▶ Prompt:
Go over the entries below line by line, copying each one that contains the word "nacionalidad".

(Records from a dataset)

★ ★ ★

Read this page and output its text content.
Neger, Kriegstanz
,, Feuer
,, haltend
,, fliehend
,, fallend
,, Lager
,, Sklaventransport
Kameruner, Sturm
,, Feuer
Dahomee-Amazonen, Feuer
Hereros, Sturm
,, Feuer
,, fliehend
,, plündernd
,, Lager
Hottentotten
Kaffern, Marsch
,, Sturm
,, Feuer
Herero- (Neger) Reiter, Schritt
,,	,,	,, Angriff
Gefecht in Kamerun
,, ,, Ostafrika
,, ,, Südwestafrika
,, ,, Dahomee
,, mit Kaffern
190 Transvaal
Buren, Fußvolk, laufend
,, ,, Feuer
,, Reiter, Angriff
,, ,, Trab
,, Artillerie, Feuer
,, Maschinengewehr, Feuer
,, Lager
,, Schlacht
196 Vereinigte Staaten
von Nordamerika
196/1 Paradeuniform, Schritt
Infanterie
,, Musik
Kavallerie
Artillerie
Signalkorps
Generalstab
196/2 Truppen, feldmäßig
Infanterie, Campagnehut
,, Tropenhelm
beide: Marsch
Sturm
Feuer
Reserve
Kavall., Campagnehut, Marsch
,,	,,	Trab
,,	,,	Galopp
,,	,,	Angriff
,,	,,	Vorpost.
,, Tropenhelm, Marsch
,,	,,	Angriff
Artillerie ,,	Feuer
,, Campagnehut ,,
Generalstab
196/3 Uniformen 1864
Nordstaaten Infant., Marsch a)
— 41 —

★ ★ ★

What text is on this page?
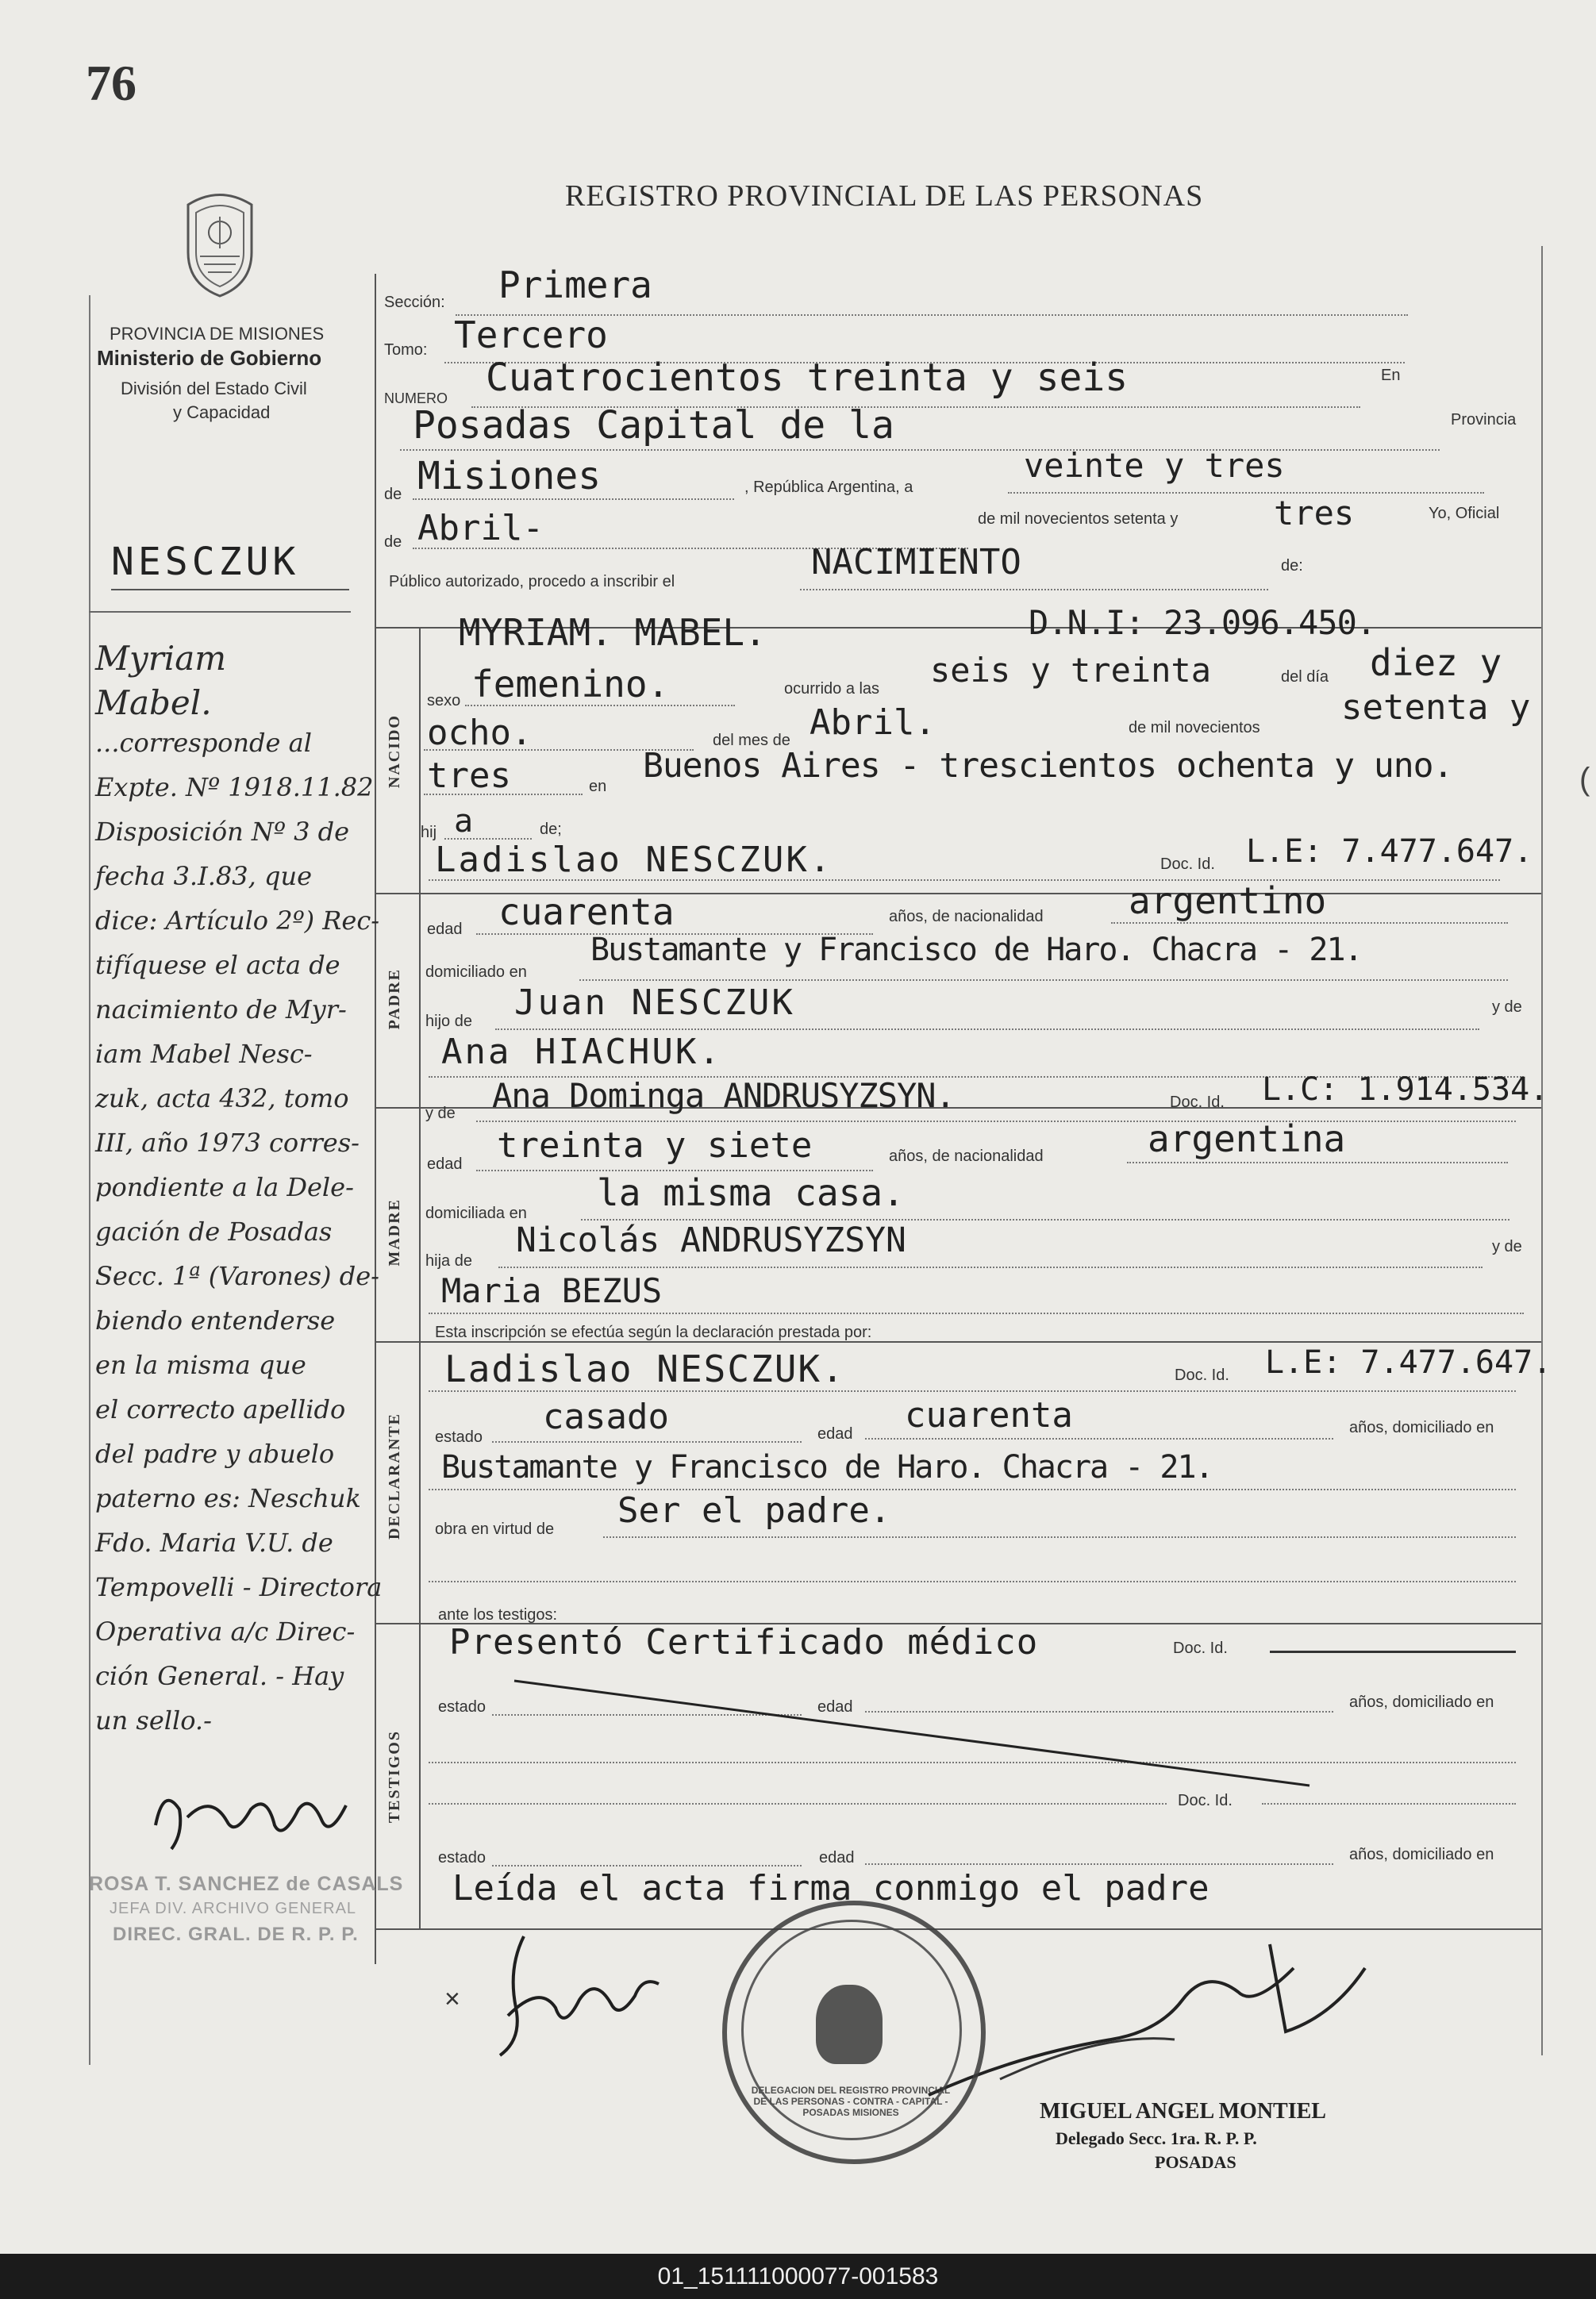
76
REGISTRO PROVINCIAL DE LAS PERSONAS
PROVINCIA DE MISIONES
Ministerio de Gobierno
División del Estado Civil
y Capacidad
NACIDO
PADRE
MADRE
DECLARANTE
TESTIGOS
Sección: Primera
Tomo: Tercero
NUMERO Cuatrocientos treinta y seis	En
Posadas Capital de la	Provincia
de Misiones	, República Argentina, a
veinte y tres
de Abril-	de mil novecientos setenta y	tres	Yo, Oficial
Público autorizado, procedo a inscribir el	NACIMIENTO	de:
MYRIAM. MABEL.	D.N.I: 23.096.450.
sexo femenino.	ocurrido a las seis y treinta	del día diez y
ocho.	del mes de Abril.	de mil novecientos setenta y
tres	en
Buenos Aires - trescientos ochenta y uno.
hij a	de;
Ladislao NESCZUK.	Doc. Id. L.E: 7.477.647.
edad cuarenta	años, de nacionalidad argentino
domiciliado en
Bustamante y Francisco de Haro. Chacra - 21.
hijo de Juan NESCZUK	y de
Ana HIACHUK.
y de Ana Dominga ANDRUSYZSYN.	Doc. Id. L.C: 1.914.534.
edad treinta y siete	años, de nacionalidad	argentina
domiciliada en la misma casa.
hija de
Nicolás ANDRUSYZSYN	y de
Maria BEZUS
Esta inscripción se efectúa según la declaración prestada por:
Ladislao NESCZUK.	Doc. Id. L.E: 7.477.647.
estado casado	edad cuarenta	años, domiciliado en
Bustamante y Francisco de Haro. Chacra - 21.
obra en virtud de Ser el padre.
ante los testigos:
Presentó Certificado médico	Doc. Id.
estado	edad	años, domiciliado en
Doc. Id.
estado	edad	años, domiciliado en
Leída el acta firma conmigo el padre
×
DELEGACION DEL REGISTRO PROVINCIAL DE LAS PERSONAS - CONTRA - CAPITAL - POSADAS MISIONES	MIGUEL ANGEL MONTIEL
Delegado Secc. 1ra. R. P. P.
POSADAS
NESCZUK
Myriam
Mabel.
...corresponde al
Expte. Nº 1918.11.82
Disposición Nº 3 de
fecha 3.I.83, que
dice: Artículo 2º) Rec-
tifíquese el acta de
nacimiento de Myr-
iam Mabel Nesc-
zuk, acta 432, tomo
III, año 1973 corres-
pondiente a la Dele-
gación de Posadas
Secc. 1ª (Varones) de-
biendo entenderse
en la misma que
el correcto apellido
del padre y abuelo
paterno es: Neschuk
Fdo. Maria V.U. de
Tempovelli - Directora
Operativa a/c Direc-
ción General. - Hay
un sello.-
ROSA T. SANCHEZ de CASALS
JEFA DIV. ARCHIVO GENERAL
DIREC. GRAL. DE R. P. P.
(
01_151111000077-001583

★ ★ ★

▶ Task answer:
edad cuarenta	años, de nacionalidad argentino
edad treinta y siete	años, de nacionalidad	argentina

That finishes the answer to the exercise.